REQUIRED WORK
Each entry below must be repeated exactly, with pictures left out.

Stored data
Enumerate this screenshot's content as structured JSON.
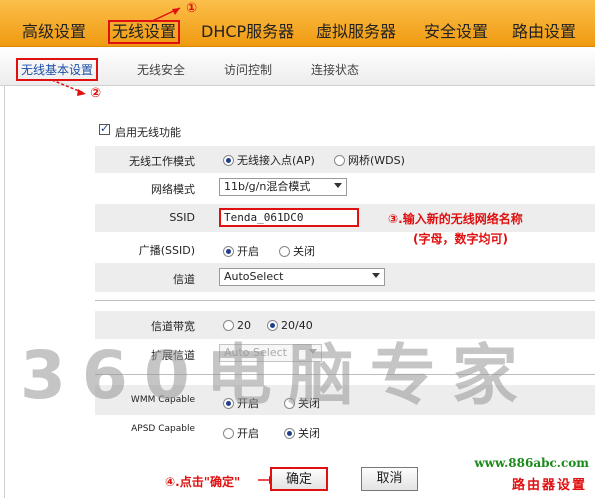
{
  "top_nav": [
    "高级设置",
    "无线设置",
    "DHCP服务器",
    "虚拟服务器",
    "安全设置",
    "路由设置"
  ],
  "sub_nav": [
    "无线基本设置",
    "无线安全",
    "访问控制",
    "连接状态"
  ],
  "markers": {
    "m1": "①",
    "m2": "②"
  },
  "form": {
    "enable_wireless": "启用无线功能",
    "mode_label": "无线工作模式",
    "mode_ap": "无线接入点(AP)",
    "mode_wds": "网桥(WDS)",
    "netmode_label": "网络模式",
    "netmode_value": "11b/g/n混合模式",
    "ssid_label": "SSID",
    "ssid_value": "Tenda_061DC0",
    "broadcast_label": "广播(SSID)",
    "on": "开启",
    "off": "关闭",
    "channel_label": "信道",
    "channel_value": "AutoSelect",
    "bandwidth_label": "信道带宽",
    "bw_20": "20",
    "bw_2040": "20/40",
    "ext_channel_label": "扩展信道",
    "ext_channel_value": "Auto Select",
    "wmm_label": "WMM Capable",
    "apsd_label": "APSD Capable",
    "ok_button": "确定",
    "cancel_button": "取消"
  },
  "annotations": {
    "ssid_note_line1": "③.输入新的无线网络名称",
    "ssid_note_line2": "(字母，数字均可)",
    "ok_note": "④.点击\"确定\""
  },
  "watermark": "360电脑专家",
  "site_url": "www.886abc.com",
  "site_name": "路由器设置"
}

COMPLETE RESPONSE
Enumerate this screenshot's content as structured JSON.
{
  "top_nav": [
    "高级设置",
    "无线设置",
    "DHCP服务器",
    "虚拟服务器",
    "安全设置",
    "路由设置"
  ],
  "sub_nav": [
    "无线基本设置",
    "无线安全",
    "访问控制",
    "连接状态"
  ],
  "markers": {
    "m1": "①",
    "m2": "②"
  },
  "form": {
    "enable_wireless": "启用无线功能",
    "mode_label": "无线工作模式",
    "mode_ap": "无线接入点(AP)",
    "mode_wds": "网桥(WDS)",
    "netmode_label": "网络模式",
    "netmode_value": "11b/g/n混合模式",
    "ssid_label": "SSID",
    "ssid_value": "Tenda_061DC0",
    "broadcast_label": "广播(SSID)",
    "on": "开启",
    "off": "关闭",
    "channel_label": "信道",
    "channel_value": "AutoSelect",
    "bandwidth_label": "信道带宽",
    "bw_20": "20",
    "bw_2040": "20/40",
    "ext_channel_label": "扩展信道",
    "ext_channel_value": "Auto Select",
    "wmm_label": "WMM Capable",
    "apsd_label": "APSD Capable",
    "ok_button": "确定",
    "cancel_button": "取消"
  },
  "annotations": {
    "ssid_note_line1": "③.输入新的无线网络名称",
    "ssid_note_line2": "(字母，数字均可)",
    "ok_note": "④.点击\"确定\""
  },
  "watermark": "360电脑专家",
  "site_url": "www.886abc.com",
  "site_name": "路由器设置"
}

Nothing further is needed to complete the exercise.